__EXERCISE GOAL__
Rewrite the records, replacing every "collapse-arrow-icon" with "right-arrow-icon" and leaving everything else the same.

__EXTRACTED DATA__

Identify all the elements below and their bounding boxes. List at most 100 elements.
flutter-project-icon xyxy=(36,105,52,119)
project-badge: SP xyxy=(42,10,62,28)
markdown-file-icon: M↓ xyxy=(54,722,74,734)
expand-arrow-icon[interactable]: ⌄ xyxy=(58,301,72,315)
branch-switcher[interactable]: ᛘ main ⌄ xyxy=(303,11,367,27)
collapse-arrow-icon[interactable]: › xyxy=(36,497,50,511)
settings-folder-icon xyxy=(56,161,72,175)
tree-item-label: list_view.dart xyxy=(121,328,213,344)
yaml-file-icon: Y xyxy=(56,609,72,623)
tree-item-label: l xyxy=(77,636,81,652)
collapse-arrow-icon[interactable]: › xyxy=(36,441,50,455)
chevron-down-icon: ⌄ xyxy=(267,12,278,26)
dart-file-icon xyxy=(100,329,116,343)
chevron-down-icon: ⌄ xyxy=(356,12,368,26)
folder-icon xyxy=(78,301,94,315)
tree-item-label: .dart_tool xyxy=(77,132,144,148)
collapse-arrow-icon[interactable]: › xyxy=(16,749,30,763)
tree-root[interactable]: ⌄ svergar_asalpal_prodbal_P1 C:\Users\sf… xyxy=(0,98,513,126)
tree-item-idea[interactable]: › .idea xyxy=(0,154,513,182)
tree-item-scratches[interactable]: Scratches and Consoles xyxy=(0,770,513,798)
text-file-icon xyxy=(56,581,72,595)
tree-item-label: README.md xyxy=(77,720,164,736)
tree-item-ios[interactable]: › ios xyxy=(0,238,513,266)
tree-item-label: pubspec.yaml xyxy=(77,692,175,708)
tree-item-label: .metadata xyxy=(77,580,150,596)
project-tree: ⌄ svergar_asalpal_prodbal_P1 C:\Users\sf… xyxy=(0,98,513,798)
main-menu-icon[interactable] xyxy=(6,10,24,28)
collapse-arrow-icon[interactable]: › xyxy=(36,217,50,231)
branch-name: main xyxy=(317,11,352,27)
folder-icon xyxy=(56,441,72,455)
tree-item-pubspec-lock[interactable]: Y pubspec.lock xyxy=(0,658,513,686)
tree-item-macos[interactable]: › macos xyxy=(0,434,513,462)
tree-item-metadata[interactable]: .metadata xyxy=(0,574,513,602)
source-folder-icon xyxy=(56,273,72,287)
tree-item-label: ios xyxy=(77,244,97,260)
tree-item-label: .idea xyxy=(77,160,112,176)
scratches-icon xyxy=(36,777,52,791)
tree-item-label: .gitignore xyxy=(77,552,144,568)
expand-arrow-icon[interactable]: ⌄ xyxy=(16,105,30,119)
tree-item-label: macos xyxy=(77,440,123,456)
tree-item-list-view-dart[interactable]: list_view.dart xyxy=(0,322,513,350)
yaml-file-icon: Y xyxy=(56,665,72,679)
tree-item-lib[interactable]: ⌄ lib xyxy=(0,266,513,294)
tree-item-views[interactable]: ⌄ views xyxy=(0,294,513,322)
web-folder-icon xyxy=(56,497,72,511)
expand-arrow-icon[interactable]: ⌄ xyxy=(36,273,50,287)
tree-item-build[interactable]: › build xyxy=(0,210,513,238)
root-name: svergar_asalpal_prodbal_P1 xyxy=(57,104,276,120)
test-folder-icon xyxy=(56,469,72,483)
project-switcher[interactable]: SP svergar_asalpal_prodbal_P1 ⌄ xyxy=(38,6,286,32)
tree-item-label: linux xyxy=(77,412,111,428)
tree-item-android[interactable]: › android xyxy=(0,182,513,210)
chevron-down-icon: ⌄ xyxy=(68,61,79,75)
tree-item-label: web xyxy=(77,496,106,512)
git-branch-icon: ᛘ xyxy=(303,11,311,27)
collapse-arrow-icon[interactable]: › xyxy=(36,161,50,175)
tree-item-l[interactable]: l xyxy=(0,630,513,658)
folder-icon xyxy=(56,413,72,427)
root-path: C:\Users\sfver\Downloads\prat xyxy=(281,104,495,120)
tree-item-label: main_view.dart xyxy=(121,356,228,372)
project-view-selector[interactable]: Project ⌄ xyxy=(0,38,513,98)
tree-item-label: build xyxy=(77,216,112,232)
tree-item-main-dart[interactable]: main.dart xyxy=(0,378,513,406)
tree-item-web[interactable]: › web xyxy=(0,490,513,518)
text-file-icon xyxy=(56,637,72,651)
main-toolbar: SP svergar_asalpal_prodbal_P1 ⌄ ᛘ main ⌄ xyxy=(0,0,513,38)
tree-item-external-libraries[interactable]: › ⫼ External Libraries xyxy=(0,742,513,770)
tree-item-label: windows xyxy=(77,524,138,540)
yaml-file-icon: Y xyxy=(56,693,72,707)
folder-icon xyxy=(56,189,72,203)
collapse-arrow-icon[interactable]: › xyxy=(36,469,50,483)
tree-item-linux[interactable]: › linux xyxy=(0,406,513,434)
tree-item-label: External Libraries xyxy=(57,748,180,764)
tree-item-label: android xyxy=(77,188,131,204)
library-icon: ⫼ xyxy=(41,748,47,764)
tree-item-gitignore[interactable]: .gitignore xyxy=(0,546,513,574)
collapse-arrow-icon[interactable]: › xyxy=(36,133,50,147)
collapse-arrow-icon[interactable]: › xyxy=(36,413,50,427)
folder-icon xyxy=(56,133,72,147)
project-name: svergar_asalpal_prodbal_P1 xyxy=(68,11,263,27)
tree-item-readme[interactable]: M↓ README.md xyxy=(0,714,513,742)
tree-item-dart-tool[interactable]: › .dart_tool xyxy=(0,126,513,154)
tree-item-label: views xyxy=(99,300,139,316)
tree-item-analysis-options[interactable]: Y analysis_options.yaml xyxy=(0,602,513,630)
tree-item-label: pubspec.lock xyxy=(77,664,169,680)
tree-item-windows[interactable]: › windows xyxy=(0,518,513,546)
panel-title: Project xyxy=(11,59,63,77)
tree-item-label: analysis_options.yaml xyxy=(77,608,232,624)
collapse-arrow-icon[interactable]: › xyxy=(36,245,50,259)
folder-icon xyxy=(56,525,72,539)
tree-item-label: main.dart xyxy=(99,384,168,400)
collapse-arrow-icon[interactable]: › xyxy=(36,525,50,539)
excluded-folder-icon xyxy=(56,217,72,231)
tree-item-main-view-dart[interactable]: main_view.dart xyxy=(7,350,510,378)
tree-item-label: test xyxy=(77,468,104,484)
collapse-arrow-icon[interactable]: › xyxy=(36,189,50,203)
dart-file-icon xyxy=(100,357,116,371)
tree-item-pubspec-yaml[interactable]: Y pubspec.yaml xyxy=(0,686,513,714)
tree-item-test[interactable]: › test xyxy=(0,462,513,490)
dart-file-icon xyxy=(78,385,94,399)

__WORKED ANSWER__
Identify all the elements below and their bounding boxes. List at most 100 elements.
flutter-project-icon xyxy=(36,105,52,119)
project-badge: SP xyxy=(42,10,62,28)
markdown-file-icon: M↓ xyxy=(54,722,74,734)
expand-arrow-icon[interactable]: ⌄ xyxy=(58,301,72,315)
branch-switcher[interactable]: ᛘ main ⌄ xyxy=(303,11,367,27)
right-arrow-icon[interactable]: › xyxy=(36,497,50,511)
settings-folder-icon xyxy=(56,161,72,175)
tree-item-label: list_view.dart xyxy=(121,328,213,344)
yaml-file-icon: Y xyxy=(56,609,72,623)
tree-item-label: l xyxy=(77,636,81,652)
right-arrow-icon[interactable]: › xyxy=(36,441,50,455)
chevron-down-icon: ⌄ xyxy=(267,12,278,26)
dart-file-icon xyxy=(100,329,116,343)
chevron-down-icon: ⌄ xyxy=(356,12,368,26)
folder-icon xyxy=(78,301,94,315)
tree-item-label: .dart_tool xyxy=(77,132,144,148)
right-arrow-icon[interactable]: › xyxy=(16,749,30,763)
tree-root[interactable]: ⌄ svergar_asalpal_prodbal_P1 C:\Users\sf… xyxy=(0,98,513,126)
tree-item-idea[interactable]: › .idea xyxy=(0,154,513,182)
tree-item-scratches[interactable]: Scratches and Consoles xyxy=(0,770,513,798)
text-file-icon xyxy=(56,581,72,595)
tree-item-label: README.md xyxy=(77,720,164,736)
tree-item-ios[interactable]: › ios xyxy=(0,238,513,266)
tree-item-label: pubspec.yaml xyxy=(77,692,175,708)
tree-item-label: .metadata xyxy=(77,580,150,596)
project-tree: ⌄ svergar_asalpal_prodbal_P1 C:\Users\sf… xyxy=(0,98,513,798)
main-menu-icon[interactable] xyxy=(6,10,24,28)
right-arrow-icon[interactable]: › xyxy=(36,217,50,231)
branch-name: main xyxy=(317,11,352,27)
folder-icon xyxy=(56,441,72,455)
tree-item-pubspec-lock[interactable]: Y pubspec.lock xyxy=(0,658,513,686)
tree-item-macos[interactable]: › macos xyxy=(0,434,513,462)
tree-item-metadata[interactable]: .metadata xyxy=(0,574,513,602)
source-folder-icon xyxy=(56,273,72,287)
tree-item-label: ios xyxy=(77,244,97,260)
tree-item-label: .idea xyxy=(77,160,112,176)
scratches-icon xyxy=(36,777,52,791)
tree-item-label: .gitignore xyxy=(77,552,144,568)
expand-arrow-icon[interactable]: ⌄ xyxy=(16,105,30,119)
tree-item-label: macos xyxy=(77,440,123,456)
tree-item-list-view-dart[interactable]: list_view.dart xyxy=(0,322,513,350)
yaml-file-icon: Y xyxy=(56,665,72,679)
tree-item-lib[interactable]: ⌄ lib xyxy=(0,266,513,294)
tree-item-views[interactable]: ⌄ views xyxy=(0,294,513,322)
web-folder-icon xyxy=(56,497,72,511)
expand-arrow-icon[interactable]: ⌄ xyxy=(36,273,50,287)
tree-item-build[interactable]: › build xyxy=(0,210,513,238)
root-name: svergar_asalpal_prodbal_P1 xyxy=(57,104,276,120)
test-folder-icon xyxy=(56,469,72,483)
project-switcher[interactable]: SP svergar_asalpal_prodbal_P1 ⌄ xyxy=(38,6,286,32)
tree-item-label: linux xyxy=(77,412,111,428)
tree-item-android[interactable]: › android xyxy=(0,182,513,210)
chevron-down-icon: ⌄ xyxy=(68,61,79,75)
tree-item-label: web xyxy=(77,496,106,512)
git-branch-icon: ᛘ xyxy=(303,11,311,27)
right-arrow-icon[interactable]: › xyxy=(36,161,50,175)
tree-item-l[interactable]: l xyxy=(0,630,513,658)
folder-icon xyxy=(56,413,72,427)
root-path: C:\Users\sfver\Downloads\prat xyxy=(281,104,495,120)
tree-item-label: main_view.dart xyxy=(121,356,228,372)
project-view-selector[interactable]: Project ⌄ xyxy=(0,38,513,98)
tree-item-label: build xyxy=(77,216,112,232)
tree-item-main-dart[interactable]: main.dart xyxy=(0,378,513,406)
tree-item-web[interactable]: › web xyxy=(0,490,513,518)
text-file-icon xyxy=(56,637,72,651)
main-toolbar: SP svergar_asalpal_prodbal_P1 ⌄ ᛘ main ⌄ xyxy=(0,0,513,38)
tree-item-external-libraries[interactable]: › ⫼ External Libraries xyxy=(0,742,513,770)
tree-item-label: windows xyxy=(77,524,138,540)
yaml-file-icon: Y xyxy=(56,693,72,707)
folder-icon xyxy=(56,189,72,203)
right-arrow-icon[interactable]: › xyxy=(36,469,50,483)
tree-item-linux[interactable]: › linux xyxy=(0,406,513,434)
tree-item-label: External Libraries xyxy=(57,748,180,764)
tree-item-label: android xyxy=(77,188,131,204)
library-icon: ⫼ xyxy=(41,748,47,764)
tree-item-gitignore[interactable]: .gitignore xyxy=(0,546,513,574)
right-arrow-icon[interactable]: › xyxy=(36,133,50,147)
right-arrow-icon[interactable]: › xyxy=(36,413,50,427)
folder-icon xyxy=(56,133,72,147)
project-name: svergar_asalpal_prodbal_P1 xyxy=(68,11,263,27)
tree-item-readme[interactable]: M↓ README.md xyxy=(0,714,513,742)
tree-item-dart-tool[interactable]: › .dart_tool xyxy=(0,126,513,154)
tree-item-label: views xyxy=(99,300,139,316)
tree-item-analysis-options[interactable]: Y analysis_options.yaml xyxy=(0,602,513,630)
tree-item-label: pubspec.lock xyxy=(77,664,169,680)
tree-item-windows[interactable]: › windows xyxy=(0,518,513,546)
panel-title: Project xyxy=(11,59,63,77)
tree-item-label: analysis_options.yaml xyxy=(77,608,232,624)
right-arrow-icon[interactable]: › xyxy=(36,245,50,259)
folder-icon xyxy=(56,525,72,539)
tree-item-label: main.dart xyxy=(99,384,168,400)
right-arrow-icon[interactable]: › xyxy=(36,525,50,539)
excluded-folder-icon xyxy=(56,217,72,231)
tree-item-main-view-dart[interactable]: main_view.dart xyxy=(7,350,510,378)
tree-item-label: test xyxy=(77,468,104,484)
right-arrow-icon[interactable]: › xyxy=(36,189,50,203)
dart-file-icon xyxy=(100,357,116,371)
tree-item-pubspec-yaml[interactable]: Y pubspec.yaml xyxy=(0,686,513,714)
tree-item-test[interactable]: › test xyxy=(0,462,513,490)
dart-file-icon xyxy=(78,385,94,399)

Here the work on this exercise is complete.